> INSTRUCTIONS FOR THE TASK
Reproduce every entry below precisely; do not include the pictures.
Start of TASK INPUTS
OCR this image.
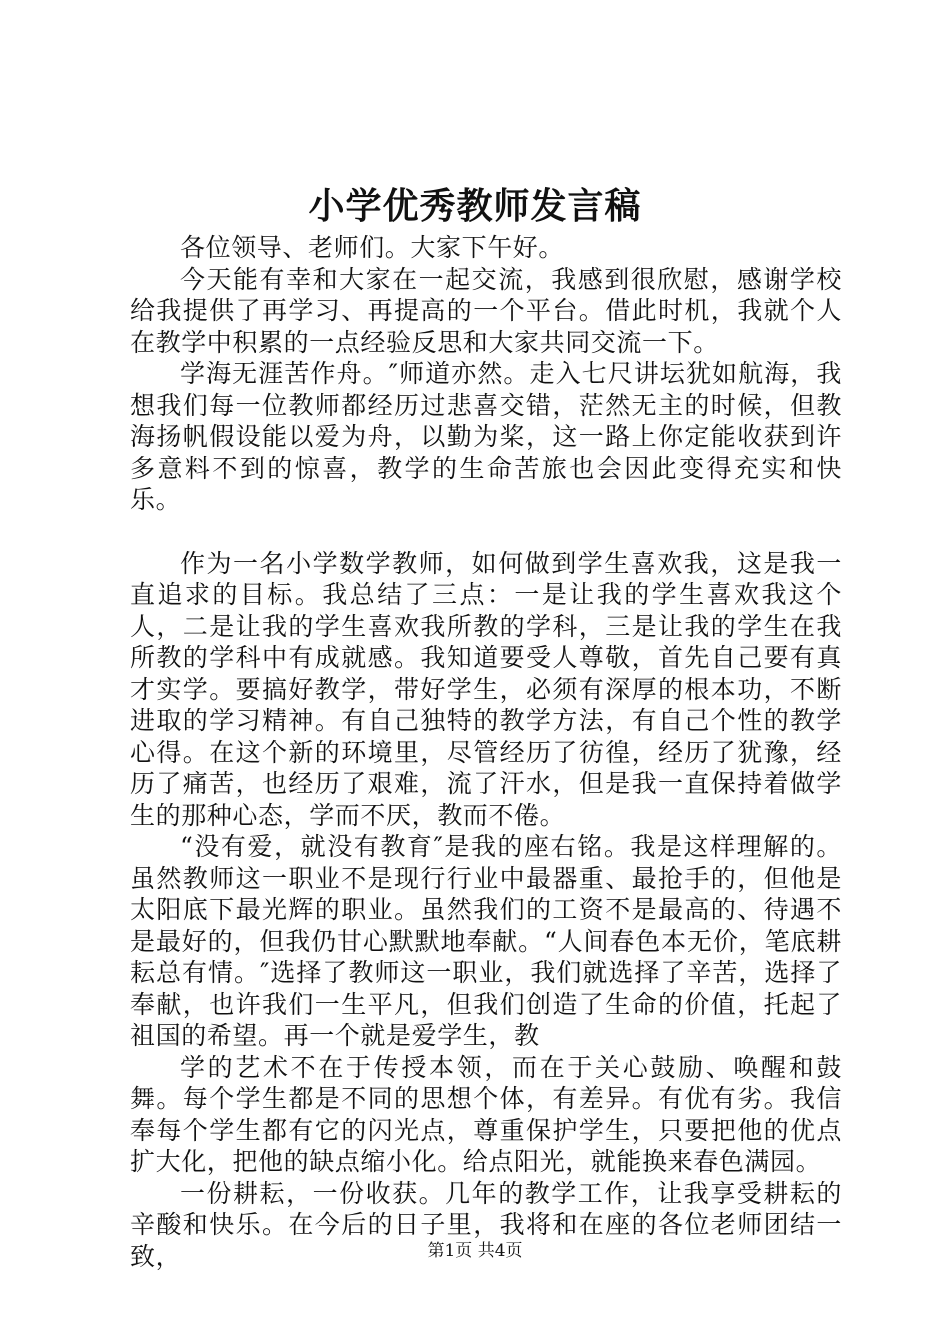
小学优秀教师发言稿

各位领导、老师们。大家下午好。

今天能有幸和大家在一起交流，我感到很欣慰，感谢学校给我提供了再学习、再提高的一个平台。借此时机，我就个人在教学中积累的一点经验反思和大家共同交流一下。

学海无涯苦作舟。″师道亦然。走入七尺讲坛犹如航海，我想我们每一位教师都经历过悲喜交错，茫然无主的时候，但教海扬帆假设能以爱为舟，以勤为桨，这一路上你定能收获到许多意料不到的惊喜，教学的生命苦旅也会因此变得充实和快乐。

作为一名小学数学教师，如何做到学生喜欢我，这是我一直追求的目标。我总结了三点：一是让我的学生喜欢我这个人，二是让我的学生喜欢我所教的学科，三是让我的学生在我所教的学科中有成就感。我知道要受人尊敬，首先自己要有真才实学。要搞好教学，带好学生，必须有深厚的根本功，不断进取的学习精神。有自己独特的教学方法，有自己个性的教学心得。在这个新的环境里，尽管经历了彷徨，经历了犹豫，经历了痛苦，也经历了艰难，流了汗水，但是我一直保持着做学生的那种心态，学而不厌，教而不倦。

“没有爱，就没有教育″是我的座右铭。我是这样理解的。虽然教师这一职业不是现行行业中最器重、最抢手的，但他是太阳底下最光辉的职业。虽然我们的工资不是最高的、待遇不是最好的，但我仍甘心默默地奉献。“人间春色本无价，笔底耕耘总有情。″选择了教师这一职业，我们就选择了辛苦，选择了奉献，也许我们一生平凡，但我们创造了生命的价值，托起了祖国的希望。再一个就是爱学生，教

学的艺术不在于传授本领，而在于关心鼓励、唤醒和鼓舞。每个学生都是不同的思想个体，有差异。有优有劣。我信奉每个学生都有它的闪光点，尊重保护学生，只要把他的优点扩大化，把他的缺点缩小化。给点阳光，就能换来春色满园。

一份耕耘，一份收获。几年的教学工作，让我享受耕耘的辛酸和快乐。在今后的日子里，我将和在座的各位老师团结一致，	第1页 共4页
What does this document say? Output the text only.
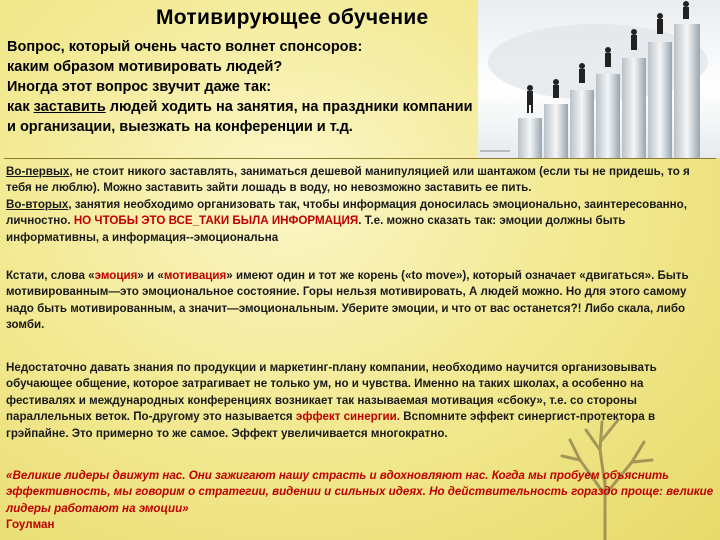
Мотивирующее обучение
Вопрос, который очень часто волнет спонсоров:
каким образом мотивировать людей?
Иногда этот вопрос звучит даже так:
как заставить людей ходить на занятия, на праздники компании
и организации, выезжать на конференции и т.д.
Во-первых, не стоит никого заставлять, заниматься дешевой манипуляцией или шантажом (если ты не придешь, то я тебя не люблю). Можно заставить зайти лошадь в воду, но невозможно заставить ее пить.
Во-вторых, занятия необходимо организовать так, чтобы информация доносилась эмоционально, заинтересованно, личностно. НО ЧТОБЫ ЭТО ВСЕ_ТАКИ БЫЛА ИНФОРМАЦИЯ. Т.е. можно сказать так: эмоции должны быть информативны, а информация--эмоциональна
Кстати, слова «эмоция» и «мотивация» имеют один и тот же корень («to move»), который означает «двигаться». Быть мотивированным—это эмоциональное состояние. Горы нельзя мотивировать, А людей можно. Но для этого самому надо быть мотивированным, а значит—эмоциональным. Уберите эмоции, и что от вас останется?! Либо скала, либо зомби.
Недостаточно давать знания по продукции и маркетинг-плану компании, необходимо научится организовывать обучающее общение, которое затрагивает не только ум, но и чувства. Именно на таких школах, а особенно на фестивалях и международных конференциях возникает так называемая мотивация «сбоку», т.е. со стороны параллельных веток. По-другому это называется эффект синергии. Вспомните эффект синергист-протектора в грэйпайне. Это примерно то же самое. Эффект увеличивается многократно.
«Великие лидеры движут нас. Они зажигают нашу страсть и вдохновляют нас. Когда мы пробуем объяснить эффективность, мы говорим о стратегии, видении и сильных идеях. Но действительность гораздо проще: великие лидеры работают на эмоции»
Гоулман
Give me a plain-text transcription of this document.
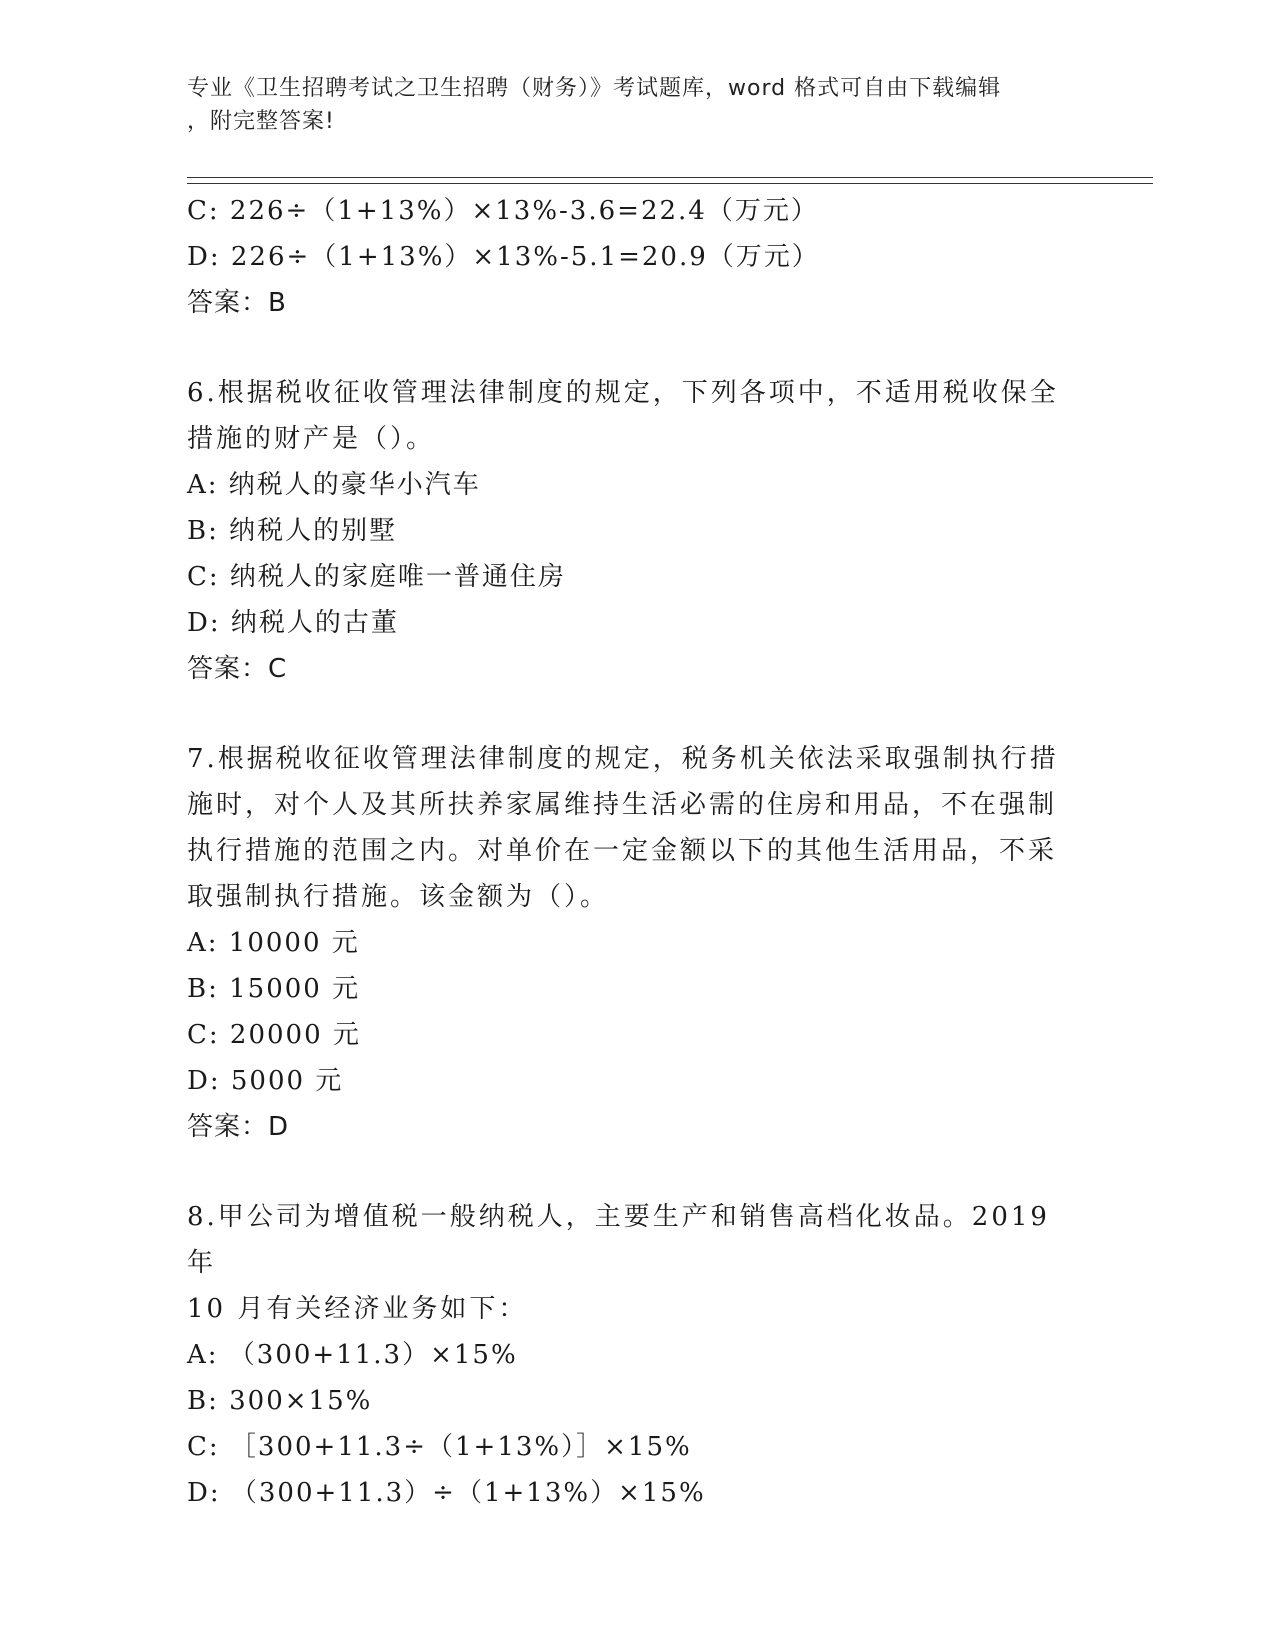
专业《卫生招聘考试之卫生招聘（财务）》考试题库，word 格式可自由下载编辑
，附完整答案!
C: 226÷（1+13%）×13%-3.6=22.4（万元）
D: 226÷（1+13%）×13%-5.1=20.9（万元）
答案：B
6.根据税收征收管理法律制度的规定，下列各项中，不适用税收保全
措施的财产是（）。
A: 纳税人的豪华小汽车
B: 纳税人的别墅
C: 纳税人的家庭唯一普通住房
D: 纳税人的古董
答案：C
7.根据税收征收管理法律制度的规定，税务机关依法采取强制执行措
施时，对个人及其所扶养家属维持生活必需的住房和用品，不在强制
执行措施的范围之内。对单价在一定金额以下的其他生活用品，不采
取强制执行措施。该金额为（）。
A: 10000 元
B: 15000 元
C: 20000 元
D: 5000 元
答案：D
8.甲公司为增值税一般纳税人，主要生产和销售高档化妆品。2019 年
10 月有关经济业务如下：
A: （300+11.3）×15%
B: 300×15%
C: ［300+11.3÷（1+13%）］×15%
D: （300+11.3）÷（1+13%）×15%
End of TASK INPUTS
> WRITTEN ANSWER
OCR this image.
小学优秀教师发言稿

各位领导、老师们。大家下午好。

今天能有幸和大家在一起交流，我感到很欣慰，感谢学校给我提供了再学习、再提高的一个平台。借此时机，我就个人在教学中积累的一点经验反思和大家共同交流一下。

学海无涯苦作舟。″师道亦然。走入七尺讲坛犹如航海，我想我们每一位教师都经历过悲喜交错，茫然无主的时候，但教海扬帆假设能以爱为舟，以勤为桨，这一路上你定能收获到许多意料不到的惊喜，教学的生命苦旅也会因此变得充实和快乐。

作为一名小学数学教师，如何做到学生喜欢我，这是我一直追求的目标。我总结了三点：一是让我的学生喜欢我这个人，二是让我的学生喜欢我所教的学科，三是让我的学生在我所教的学科中有成就感。我知道要受人尊敬，首先自己要有真才实学。要搞好教学，带好学生，必须有深厚的根本功，不断进取的学习精神。有自己独特的教学方法，有自己个性的教学心得。在这个新的环境里，尽管经历了彷徨，经历了犹豫，经历了痛苦，也经历了艰难，流了汗水，但是我一直保持着做学生的那种心态，学而不厌，教而不倦。

“没有爱，就没有教育″是我的座右铭。我是这样理解的。虽然教师这一职业不是现行行业中最器重、最抢手的，但他是太阳底下最光辉的职业。虽然我们的工资不是最高的、待遇不是最好的，但我仍甘心默默地奉献。“人间春色本无价，笔底耕耘总有情。″选择了教师这一职业，我们就选择了辛苦，选择了奉献，也许我们一生平凡，但我们创造了生命的价值，托起了祖国的希望。再一个就是爱学生，教

学的艺术不在于传授本领，而在于关心鼓励、唤醒和鼓舞。每个学生都是不同的思想个体，有差异。有优有劣。我信奉每个学生都有它的闪光点，尊重保护学生，只要把他的优点扩大化，把他的缺点缩小化。给点阳光，就能换来春色满园。

一份耕耘，一份收获。几年的教学工作，让我享受耕耘的辛酸和快乐。在今后的日子里，我将和在座的各位老师团结一致，	第1页 共4页
What does this document say? Output the text only.
Мотивирующее обучение
Вопрос, который очень часто волнет спонсоров:
каким образом мотивировать людей?
Иногда этот вопрос звучит даже так:
как заставить людей ходить на занятия, на праздники компании
и организации, выезжать на конференции и т.д.
Во-первых, не стоит никого заставлять, заниматься дешевой манипуляцией или шантажом (если ты не придешь, то я тебя не люблю). Можно заставить зайти лошадь в воду, но невозможно заставить ее пить.
Во-вторых, занятия необходимо организовать так, чтобы информация доносилась эмоционально, заинтересованно, личностно. НО ЧТОБЫ ЭТО ВСЕ_ТАКИ БЫЛА ИНФОРМАЦИЯ. Т.е. можно сказать так: эмоции должны быть информативны, а информация--эмоциональна
Кстати, слова «эмоция» и «мотивация» имеют один и тот же корень («to move»), который означает «двигаться». Быть мотивированным—это эмоциональное состояние. Горы нельзя мотивировать, А людей можно. Но для этого самому надо быть мотивированным, а значит—эмоциональным. Уберите эмоции, и что от вас останется?! Либо скала, либо зомби.
Недостаточно давать знания по продукции и маркетинг-плану компании, необходимо научится организовывать обучающее общение, которое затрагивает не только ум, но и чувства. Именно на таких школах, а особенно на фестивалях и международных конференциях возникает так называемая мотивация «сбоку», т.е. со стороны параллельных веток. По-другому это называется эффект синергии. Вспомните эффект синергист-протектора в грэйпайне. Это примерно то же самое. Эффект увеличивается многократно.
«Великие лидеры движут нас. Они зажигают нашу страсть и вдохновляют нас. Когда мы пробуем объяснить эффективность, мы говорим о стратегии, видении и сильных идеях. Но действительность гораздо проще: великие лидеры работают на эмоции»
Гоулман
Give me a plain-text transcription of this document.
专业《卫生招聘考试之卫生招聘（财务）》考试题库，word 格式可自由下载编辑
，附完整答案!
C: 226÷（1+13%）×13%-3.6=22.4（万元）
D: 226÷（1+13%）×13%-5.1=20.9（万元）
答案：B
6.根据税收征收管理法律制度的规定，下列各项中，不适用税收保全
措施的财产是（）。
A: 纳税人的豪华小汽车
B: 纳税人的别墅
C: 纳税人的家庭唯一普通住房
D: 纳税人的古董
答案：C
7.根据税收征收管理法律制度的规定，税务机关依法采取强制执行措
施时，对个人及其所扶养家属维持生活必需的住房和用品，不在强制
执行措施的范围之内。对单价在一定金额以下的其他生活用品，不采
取强制执行措施。该金额为（）。
A: 10000 元
B: 15000 元
C: 20000 元
D: 5000 元
答案：D
8.甲公司为增值税一般纳税人，主要生产和销售高档化妆品。2019 年
10 月有关经济业务如下：
A: （300+11.3）×15%
B: 300×15%
C: ［300+11.3÷（1+13%）］×15%
D: （300+11.3）÷（1+13%）×15%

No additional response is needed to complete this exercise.